• INSTRUCTIONS TO FOLLOW:
Reproduce the material word for word; the images stay out.

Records
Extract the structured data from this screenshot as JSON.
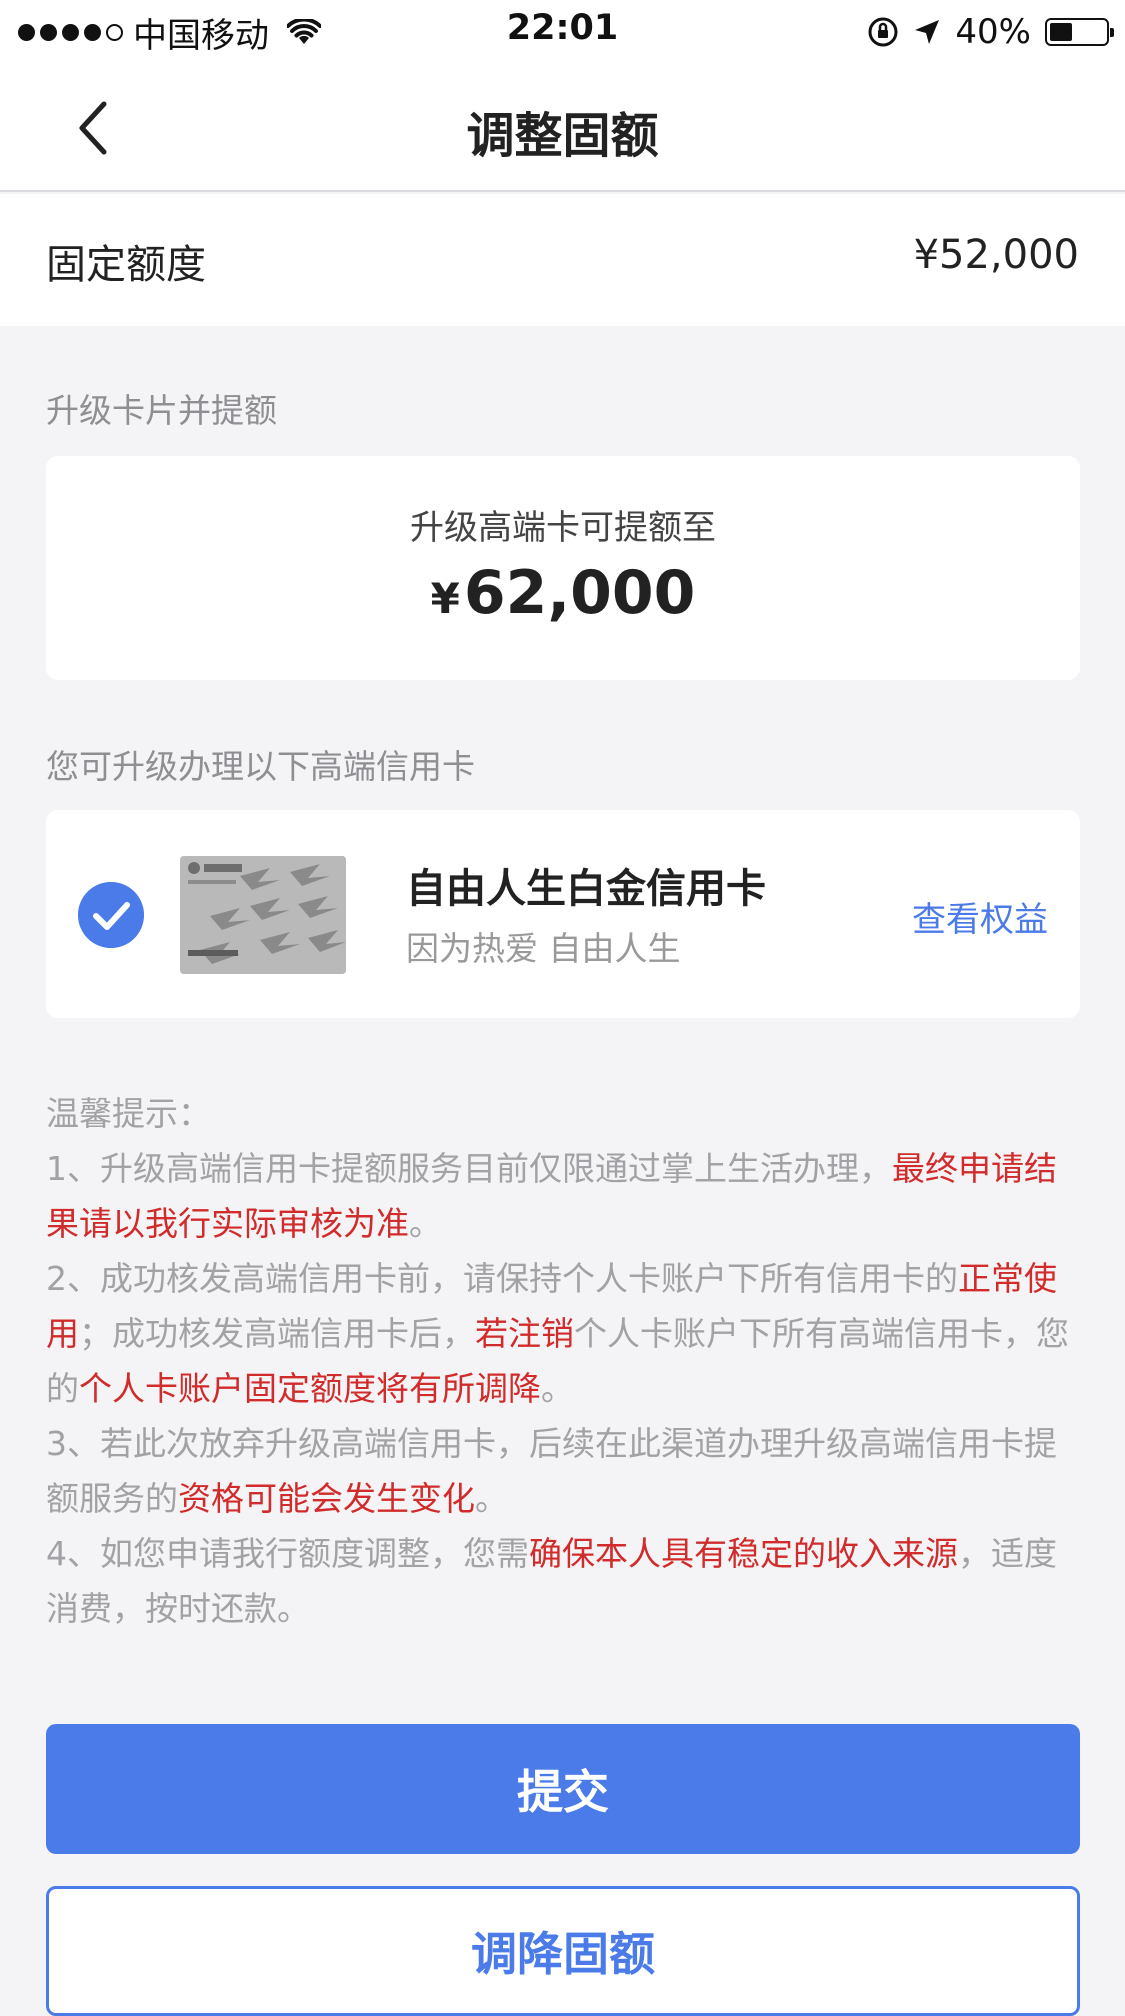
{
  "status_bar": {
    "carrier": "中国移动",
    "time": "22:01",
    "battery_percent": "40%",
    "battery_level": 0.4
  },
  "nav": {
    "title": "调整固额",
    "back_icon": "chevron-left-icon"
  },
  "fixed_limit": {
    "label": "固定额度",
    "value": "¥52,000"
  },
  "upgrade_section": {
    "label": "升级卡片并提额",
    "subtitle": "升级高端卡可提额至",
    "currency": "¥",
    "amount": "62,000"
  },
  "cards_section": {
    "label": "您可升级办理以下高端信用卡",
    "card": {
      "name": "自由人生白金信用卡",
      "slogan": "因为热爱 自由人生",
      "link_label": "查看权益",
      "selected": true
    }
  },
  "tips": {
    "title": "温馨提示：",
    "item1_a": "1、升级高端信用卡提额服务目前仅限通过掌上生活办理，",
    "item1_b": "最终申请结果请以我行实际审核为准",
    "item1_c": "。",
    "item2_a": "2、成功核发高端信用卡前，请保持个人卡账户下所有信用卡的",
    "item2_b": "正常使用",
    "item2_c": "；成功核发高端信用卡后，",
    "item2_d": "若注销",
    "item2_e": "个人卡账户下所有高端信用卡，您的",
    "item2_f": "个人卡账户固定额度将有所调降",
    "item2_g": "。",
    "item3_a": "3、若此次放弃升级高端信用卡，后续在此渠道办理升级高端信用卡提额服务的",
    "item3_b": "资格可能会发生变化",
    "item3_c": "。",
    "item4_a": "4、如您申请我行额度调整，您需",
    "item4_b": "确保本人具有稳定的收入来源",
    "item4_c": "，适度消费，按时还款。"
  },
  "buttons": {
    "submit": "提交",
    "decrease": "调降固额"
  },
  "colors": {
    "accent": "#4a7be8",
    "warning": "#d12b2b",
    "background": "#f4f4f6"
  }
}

• EXERCISE RESPONSE:
Extract the structured data from this screenshot as JSON.
{
  "status_bar": {
    "carrier": "中国移动",
    "time": "22:01",
    "battery_percent": "40%",
    "battery_level": 0.4
  },
  "nav": {
    "title": "调整固额",
    "back_icon": "chevron-left-icon"
  },
  "fixed_limit": {
    "label": "固定额度",
    "value": "¥52,000"
  },
  "upgrade_section": {
    "label": "升级卡片并提额",
    "subtitle": "升级高端卡可提额至",
    "currency": "¥",
    "amount": "62,000"
  },
  "cards_section": {
    "label": "您可升级办理以下高端信用卡",
    "card": {
      "name": "自由人生白金信用卡",
      "slogan": "因为热爱 自由人生",
      "link_label": "查看权益",
      "selected": true
    }
  },
  "tips": {
    "title": "温馨提示：",
    "item1_a": "1、升级高端信用卡提额服务目前仅限通过掌上生活办理，",
    "item1_b": "最终申请结果请以我行实际审核为准",
    "item1_c": "。",
    "item2_a": "2、成功核发高端信用卡前，请保持个人卡账户下所有信用卡的",
    "item2_b": "正常使用",
    "item2_c": "；成功核发高端信用卡后，",
    "item2_d": "若注销",
    "item2_e": "个人卡账户下所有高端信用卡，您的",
    "item2_f": "个人卡账户固定额度将有所调降",
    "item2_g": "。",
    "item3_a": "3、若此次放弃升级高端信用卡，后续在此渠道办理升级高端信用卡提额服务的",
    "item3_b": "资格可能会发生变化",
    "item3_c": "。",
    "item4_a": "4、如您申请我行额度调整，您需",
    "item4_b": "确保本人具有稳定的收入来源",
    "item4_c": "，适度消费，按时还款。"
  },
  "buttons": {
    "submit": "提交",
    "decrease": "调降固额"
  },
  "colors": {
    "accent": "#4a7be8",
    "warning": "#d12b2b",
    "background": "#f4f4f6"
  }
}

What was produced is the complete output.